Show every line in the records below that contains the word "JSON".
-- START MATERIAL FOR THE TASK --
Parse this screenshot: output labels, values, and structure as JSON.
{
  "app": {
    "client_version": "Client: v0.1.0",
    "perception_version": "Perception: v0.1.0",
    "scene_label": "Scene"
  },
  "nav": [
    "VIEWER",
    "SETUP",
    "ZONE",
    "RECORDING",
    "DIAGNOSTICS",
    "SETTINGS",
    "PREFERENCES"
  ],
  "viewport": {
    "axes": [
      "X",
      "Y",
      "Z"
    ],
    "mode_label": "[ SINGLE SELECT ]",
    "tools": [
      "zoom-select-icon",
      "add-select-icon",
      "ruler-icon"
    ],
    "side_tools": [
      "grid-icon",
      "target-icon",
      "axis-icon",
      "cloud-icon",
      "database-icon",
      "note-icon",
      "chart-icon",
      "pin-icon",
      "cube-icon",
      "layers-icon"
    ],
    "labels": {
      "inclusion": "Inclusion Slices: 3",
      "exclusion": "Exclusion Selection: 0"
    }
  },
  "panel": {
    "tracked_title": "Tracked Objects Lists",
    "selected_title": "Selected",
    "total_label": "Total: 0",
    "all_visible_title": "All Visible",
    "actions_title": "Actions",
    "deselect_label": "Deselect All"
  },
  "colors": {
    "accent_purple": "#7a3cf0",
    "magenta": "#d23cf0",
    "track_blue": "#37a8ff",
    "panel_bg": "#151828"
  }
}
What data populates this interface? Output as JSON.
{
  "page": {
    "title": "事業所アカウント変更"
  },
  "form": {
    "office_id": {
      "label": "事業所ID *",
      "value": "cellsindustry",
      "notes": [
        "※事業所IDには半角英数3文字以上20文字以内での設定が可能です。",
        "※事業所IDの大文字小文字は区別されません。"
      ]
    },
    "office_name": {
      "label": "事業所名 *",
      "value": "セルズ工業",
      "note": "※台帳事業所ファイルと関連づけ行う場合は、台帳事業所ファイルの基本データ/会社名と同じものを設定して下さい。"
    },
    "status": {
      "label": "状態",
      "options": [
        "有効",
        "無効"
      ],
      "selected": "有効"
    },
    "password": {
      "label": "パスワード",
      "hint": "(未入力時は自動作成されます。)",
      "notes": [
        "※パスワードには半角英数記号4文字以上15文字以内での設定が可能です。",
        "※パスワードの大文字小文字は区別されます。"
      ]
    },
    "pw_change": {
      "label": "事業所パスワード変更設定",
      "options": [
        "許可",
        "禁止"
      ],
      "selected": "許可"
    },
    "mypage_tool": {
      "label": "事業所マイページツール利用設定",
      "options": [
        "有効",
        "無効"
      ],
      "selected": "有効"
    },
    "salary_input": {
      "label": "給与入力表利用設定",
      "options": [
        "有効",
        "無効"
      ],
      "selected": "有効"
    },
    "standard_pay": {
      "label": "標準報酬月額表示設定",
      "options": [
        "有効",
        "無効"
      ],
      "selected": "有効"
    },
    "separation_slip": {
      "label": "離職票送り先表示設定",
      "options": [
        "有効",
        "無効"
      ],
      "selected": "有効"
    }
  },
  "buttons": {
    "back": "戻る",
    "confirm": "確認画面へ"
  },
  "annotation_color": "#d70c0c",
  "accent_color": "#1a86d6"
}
-- END MATERIAL FOR THE TASK --
### EXPECTED OUTPUT
Parse this screenshot: output labels, values, and structure as JSON.
What data populates this interface? Output as JSON.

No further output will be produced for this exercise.